What the task requires:
Copy out every line in which the string "sample" occurs.

:::

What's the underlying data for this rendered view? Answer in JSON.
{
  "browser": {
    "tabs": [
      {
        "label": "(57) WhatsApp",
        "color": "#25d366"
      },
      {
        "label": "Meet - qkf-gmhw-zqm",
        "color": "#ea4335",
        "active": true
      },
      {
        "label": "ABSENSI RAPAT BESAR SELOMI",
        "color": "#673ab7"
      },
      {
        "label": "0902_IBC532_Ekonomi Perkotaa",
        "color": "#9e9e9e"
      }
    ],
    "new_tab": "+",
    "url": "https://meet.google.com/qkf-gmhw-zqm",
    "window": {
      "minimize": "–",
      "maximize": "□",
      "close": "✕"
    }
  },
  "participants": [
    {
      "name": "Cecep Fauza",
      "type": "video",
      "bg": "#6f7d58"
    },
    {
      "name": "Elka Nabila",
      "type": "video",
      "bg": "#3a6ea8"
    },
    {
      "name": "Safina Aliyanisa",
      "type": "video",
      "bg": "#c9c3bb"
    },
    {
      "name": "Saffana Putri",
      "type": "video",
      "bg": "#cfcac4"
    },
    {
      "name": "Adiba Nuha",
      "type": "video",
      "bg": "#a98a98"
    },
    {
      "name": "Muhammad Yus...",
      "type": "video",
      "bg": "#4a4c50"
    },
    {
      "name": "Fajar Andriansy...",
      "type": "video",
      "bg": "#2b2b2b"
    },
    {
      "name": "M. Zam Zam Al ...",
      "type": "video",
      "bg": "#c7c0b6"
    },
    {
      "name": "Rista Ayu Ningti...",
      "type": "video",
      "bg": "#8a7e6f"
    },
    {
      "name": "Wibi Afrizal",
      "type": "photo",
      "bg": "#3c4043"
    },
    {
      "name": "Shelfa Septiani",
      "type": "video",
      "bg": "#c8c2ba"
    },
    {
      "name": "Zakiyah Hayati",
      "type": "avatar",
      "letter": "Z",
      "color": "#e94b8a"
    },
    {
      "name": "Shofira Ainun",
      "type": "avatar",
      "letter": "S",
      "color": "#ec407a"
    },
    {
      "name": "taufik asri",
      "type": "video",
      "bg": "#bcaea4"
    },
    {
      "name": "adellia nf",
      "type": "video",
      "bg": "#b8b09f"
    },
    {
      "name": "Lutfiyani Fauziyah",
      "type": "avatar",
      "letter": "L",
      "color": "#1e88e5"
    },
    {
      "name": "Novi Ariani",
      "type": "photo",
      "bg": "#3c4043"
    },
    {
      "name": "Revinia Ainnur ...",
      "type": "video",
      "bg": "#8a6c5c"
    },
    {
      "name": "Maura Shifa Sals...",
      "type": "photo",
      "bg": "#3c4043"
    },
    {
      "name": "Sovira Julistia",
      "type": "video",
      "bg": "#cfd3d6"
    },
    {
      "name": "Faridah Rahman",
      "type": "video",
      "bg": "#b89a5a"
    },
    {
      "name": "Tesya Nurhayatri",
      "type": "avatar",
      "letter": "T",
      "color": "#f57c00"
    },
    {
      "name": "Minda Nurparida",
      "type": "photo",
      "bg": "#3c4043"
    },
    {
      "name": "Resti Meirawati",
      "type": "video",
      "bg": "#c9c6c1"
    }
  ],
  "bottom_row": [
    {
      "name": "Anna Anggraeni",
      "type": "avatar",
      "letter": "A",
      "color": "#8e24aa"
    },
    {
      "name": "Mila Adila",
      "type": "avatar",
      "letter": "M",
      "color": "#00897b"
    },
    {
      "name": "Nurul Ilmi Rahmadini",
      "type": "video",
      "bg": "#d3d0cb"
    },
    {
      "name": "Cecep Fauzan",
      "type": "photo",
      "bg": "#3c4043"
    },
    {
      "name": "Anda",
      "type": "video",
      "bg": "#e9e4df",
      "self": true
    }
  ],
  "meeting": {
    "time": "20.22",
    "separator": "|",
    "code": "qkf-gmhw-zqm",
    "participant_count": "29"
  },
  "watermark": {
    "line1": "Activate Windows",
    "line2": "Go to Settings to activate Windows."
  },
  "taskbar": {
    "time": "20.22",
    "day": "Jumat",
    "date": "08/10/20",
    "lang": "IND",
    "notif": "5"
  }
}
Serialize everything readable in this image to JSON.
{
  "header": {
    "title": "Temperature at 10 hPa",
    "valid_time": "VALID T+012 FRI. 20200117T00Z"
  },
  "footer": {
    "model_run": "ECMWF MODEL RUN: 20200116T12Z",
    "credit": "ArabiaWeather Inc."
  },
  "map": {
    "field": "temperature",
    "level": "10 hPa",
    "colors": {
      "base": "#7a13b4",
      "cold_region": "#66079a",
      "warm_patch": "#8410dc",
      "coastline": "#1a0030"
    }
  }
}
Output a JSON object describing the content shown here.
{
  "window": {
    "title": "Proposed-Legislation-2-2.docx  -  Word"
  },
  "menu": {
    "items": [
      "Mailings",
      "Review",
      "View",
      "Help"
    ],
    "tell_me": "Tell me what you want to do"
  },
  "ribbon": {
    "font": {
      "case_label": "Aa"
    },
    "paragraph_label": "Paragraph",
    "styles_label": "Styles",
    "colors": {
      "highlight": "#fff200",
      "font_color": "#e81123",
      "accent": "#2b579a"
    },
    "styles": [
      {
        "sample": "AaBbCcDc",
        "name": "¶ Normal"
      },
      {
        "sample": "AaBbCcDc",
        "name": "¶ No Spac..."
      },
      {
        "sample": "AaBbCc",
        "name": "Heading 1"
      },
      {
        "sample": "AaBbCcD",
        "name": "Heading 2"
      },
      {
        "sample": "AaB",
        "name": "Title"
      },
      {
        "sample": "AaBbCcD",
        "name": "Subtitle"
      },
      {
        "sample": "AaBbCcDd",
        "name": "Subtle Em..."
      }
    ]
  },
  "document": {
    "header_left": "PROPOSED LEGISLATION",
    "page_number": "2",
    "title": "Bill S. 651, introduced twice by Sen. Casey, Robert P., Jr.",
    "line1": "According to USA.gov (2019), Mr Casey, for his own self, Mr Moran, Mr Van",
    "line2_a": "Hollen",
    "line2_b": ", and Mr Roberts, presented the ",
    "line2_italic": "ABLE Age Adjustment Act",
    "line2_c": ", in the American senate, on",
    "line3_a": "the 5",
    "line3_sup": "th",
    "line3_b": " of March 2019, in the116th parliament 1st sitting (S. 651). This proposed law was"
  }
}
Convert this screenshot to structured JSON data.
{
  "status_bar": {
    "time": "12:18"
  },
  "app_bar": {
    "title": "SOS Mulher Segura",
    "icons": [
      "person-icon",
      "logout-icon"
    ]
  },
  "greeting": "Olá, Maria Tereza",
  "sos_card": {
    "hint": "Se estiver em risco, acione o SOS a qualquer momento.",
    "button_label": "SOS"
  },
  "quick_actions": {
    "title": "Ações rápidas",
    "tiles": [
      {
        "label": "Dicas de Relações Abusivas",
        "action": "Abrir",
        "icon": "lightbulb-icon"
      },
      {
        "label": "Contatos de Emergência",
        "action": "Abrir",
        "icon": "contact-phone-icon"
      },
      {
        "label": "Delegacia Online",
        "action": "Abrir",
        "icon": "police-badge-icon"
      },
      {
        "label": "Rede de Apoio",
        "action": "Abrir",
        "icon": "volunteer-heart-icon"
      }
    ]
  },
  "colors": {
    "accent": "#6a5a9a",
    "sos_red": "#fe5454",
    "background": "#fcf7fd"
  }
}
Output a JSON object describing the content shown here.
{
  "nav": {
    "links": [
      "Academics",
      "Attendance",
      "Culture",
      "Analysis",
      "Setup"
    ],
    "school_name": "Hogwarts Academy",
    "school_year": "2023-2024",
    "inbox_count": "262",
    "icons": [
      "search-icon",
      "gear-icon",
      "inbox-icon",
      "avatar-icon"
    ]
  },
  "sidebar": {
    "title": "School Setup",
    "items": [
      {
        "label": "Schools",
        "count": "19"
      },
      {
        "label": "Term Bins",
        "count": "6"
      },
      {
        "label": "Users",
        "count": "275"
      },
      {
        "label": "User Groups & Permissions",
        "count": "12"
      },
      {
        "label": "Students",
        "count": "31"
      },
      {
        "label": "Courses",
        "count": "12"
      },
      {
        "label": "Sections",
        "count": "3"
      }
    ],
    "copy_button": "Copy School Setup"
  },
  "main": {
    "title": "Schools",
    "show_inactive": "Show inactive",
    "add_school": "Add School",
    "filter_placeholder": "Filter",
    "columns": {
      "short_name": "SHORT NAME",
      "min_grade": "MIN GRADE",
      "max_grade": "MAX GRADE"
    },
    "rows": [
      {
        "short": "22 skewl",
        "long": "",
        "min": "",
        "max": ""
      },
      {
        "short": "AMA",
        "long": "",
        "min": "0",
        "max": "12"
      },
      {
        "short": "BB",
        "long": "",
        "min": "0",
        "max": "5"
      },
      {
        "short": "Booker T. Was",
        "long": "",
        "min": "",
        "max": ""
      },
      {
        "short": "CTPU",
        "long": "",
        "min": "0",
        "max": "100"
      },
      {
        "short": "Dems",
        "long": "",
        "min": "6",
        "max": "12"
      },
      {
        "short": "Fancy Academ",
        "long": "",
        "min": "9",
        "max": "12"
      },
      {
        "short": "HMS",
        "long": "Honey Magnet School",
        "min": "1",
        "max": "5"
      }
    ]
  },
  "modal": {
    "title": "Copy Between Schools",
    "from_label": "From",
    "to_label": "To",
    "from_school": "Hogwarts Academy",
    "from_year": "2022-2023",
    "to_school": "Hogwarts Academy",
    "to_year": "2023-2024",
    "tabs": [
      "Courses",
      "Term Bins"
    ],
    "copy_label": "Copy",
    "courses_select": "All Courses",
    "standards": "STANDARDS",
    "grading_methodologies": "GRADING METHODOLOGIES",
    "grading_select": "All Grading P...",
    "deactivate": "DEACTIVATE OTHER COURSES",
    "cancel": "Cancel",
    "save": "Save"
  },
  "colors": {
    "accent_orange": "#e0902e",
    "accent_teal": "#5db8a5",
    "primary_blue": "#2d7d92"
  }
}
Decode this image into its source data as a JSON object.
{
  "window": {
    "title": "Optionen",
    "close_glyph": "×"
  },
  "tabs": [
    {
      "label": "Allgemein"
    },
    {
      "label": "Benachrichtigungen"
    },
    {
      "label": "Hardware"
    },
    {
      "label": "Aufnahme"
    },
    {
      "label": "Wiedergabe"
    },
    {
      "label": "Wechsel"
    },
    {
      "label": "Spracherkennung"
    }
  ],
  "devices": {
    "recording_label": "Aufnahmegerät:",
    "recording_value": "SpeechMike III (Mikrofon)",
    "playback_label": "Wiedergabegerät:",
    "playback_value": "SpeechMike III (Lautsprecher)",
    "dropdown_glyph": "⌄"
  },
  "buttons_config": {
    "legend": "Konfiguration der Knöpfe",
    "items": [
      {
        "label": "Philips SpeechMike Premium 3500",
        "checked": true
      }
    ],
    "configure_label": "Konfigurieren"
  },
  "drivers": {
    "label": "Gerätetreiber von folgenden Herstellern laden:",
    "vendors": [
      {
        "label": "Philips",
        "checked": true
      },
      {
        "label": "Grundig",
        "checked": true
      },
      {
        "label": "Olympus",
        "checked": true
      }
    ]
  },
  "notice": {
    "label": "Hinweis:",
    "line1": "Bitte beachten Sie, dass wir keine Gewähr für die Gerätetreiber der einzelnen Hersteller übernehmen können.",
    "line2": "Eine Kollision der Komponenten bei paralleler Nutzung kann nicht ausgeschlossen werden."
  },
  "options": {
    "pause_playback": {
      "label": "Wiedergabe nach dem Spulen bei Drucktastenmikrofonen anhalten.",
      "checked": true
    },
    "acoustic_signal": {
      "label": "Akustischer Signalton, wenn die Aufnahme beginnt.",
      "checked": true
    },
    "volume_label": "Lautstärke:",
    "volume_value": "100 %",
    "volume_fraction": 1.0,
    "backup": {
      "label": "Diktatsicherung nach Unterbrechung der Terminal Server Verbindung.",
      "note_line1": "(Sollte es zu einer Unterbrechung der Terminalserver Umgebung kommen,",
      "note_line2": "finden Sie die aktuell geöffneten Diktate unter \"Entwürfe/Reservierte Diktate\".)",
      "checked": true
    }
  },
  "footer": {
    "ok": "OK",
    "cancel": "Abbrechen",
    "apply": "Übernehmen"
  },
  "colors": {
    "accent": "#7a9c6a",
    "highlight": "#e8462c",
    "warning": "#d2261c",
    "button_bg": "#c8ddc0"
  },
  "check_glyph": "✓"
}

:::

Solution for this problem:
        "sample": "AaBbCcDc",
        "sample": "AaBbCcDc",
        "sample": "AaBbCc",
        "sample": "AaBbCcD",
        "sample": "AaB",
        "sample": "AaBbCcD",
        "sample": "AaBbCcDd",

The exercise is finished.